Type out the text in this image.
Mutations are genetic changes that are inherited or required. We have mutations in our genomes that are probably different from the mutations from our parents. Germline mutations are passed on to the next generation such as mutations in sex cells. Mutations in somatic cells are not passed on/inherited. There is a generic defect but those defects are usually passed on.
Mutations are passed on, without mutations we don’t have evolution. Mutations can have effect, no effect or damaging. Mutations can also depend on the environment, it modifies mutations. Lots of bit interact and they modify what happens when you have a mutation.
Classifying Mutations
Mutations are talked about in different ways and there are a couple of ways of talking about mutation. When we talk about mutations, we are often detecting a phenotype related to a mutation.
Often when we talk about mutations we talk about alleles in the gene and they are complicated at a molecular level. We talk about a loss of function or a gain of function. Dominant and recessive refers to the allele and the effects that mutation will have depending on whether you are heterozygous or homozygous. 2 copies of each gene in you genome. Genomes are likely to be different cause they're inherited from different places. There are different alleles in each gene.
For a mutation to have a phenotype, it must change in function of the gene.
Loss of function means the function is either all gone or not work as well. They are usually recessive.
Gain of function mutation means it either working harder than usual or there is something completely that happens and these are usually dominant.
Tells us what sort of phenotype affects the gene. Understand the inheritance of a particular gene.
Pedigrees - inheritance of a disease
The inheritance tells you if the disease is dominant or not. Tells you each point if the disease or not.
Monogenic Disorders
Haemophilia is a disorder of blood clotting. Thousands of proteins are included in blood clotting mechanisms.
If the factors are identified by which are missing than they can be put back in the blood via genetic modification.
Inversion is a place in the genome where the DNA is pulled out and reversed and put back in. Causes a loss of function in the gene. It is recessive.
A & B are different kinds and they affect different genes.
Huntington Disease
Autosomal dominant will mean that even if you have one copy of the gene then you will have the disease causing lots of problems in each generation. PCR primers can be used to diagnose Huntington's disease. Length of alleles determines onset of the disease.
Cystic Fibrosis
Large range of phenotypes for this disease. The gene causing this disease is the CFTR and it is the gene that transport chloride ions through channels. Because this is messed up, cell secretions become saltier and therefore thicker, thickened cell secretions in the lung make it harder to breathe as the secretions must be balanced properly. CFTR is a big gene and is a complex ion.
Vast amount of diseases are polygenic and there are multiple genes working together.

* About this exercise
Retype every line of the material exactly as given.

* Exercise result
Type out the text in this image.
Mutations are genetic changes that are inherited or required. We have mutations in our genomes that are probably different from the mutations from our parents. Germline mutations are passed on to the next generation such as mutations in sex cells. Mutations in somatic cells are not passed on/inherited. There is a generic defect but those defects are usually passed on.
Mutations are passed on, without mutations we don’t have evolution. Mutations can have effect, no effect or damaging. Mutations can also depend on the environment, it modifies mutations. Lots of bit interact and they modify what happens when you have a mutation.
Classifying Mutations
Mutations are talked about in different ways and there are a couple of ways of talking about mutation. When we talk about mutations, we are often detecting a phenotype related to a mutation.
Often when we talk about mutations we talk about alleles in the gene and they are complicated at a molecular level. We talk about a loss of function or a gain of function. Dominant and recessive refers to the allele and the effects that mutation will have depending on whether you are heterozygous or homozygous. 2 copies of each gene in you genome. Genomes are likely to be different cause they're inherited from different places. There are different alleles in each gene.
For a mutation to have a phenotype, it must change in function of the gene.
Loss of function means the function is either all gone or not work as well. They are usually recessive.
Gain of function mutation means it either working harder than usual or there is something completely that happens and these are usually dominant.
Tells us what sort of phenotype affects the gene. Understand the inheritance of a particular gene.
Pedigrees - inheritance of a disease
The inheritance tells you if the disease is dominant or not. Tells you each point if the disease or not.
Monogenic Disorders
Haemophilia is a disorder of blood clotting. Thousands of proteins are included in blood clotting mechanisms.
If the factors are identified by which are missing than they can be put back in the blood via genetic modification.
Inversion is a place in the genome where the DNA is pulled out and reversed and put back in. Causes a loss of function in the gene. It is recessive.
A & B are different kinds and they affect different genes.
Huntington Disease
Autosomal dominant will mean that even if you have one copy of the gene then you will have the disease causing lots of problems in each generation. PCR primers can be used to diagnose Huntington's disease. Length of alleles determines onset of the disease.
Cystic Fibrosis
Large range of phenotypes for this disease. The gene causing this disease is the CFTR and it is the gene that transport chloride ions through channels. Because this is messed up, cell secretions become saltier and therefore thicker, thickened cell secretions in the lung make it harder to breathe as the secretions must be balanced properly. CFTR is a big gene and is a complex ion.
Vast amount of diseases are polygenic and there are multiple genes working together.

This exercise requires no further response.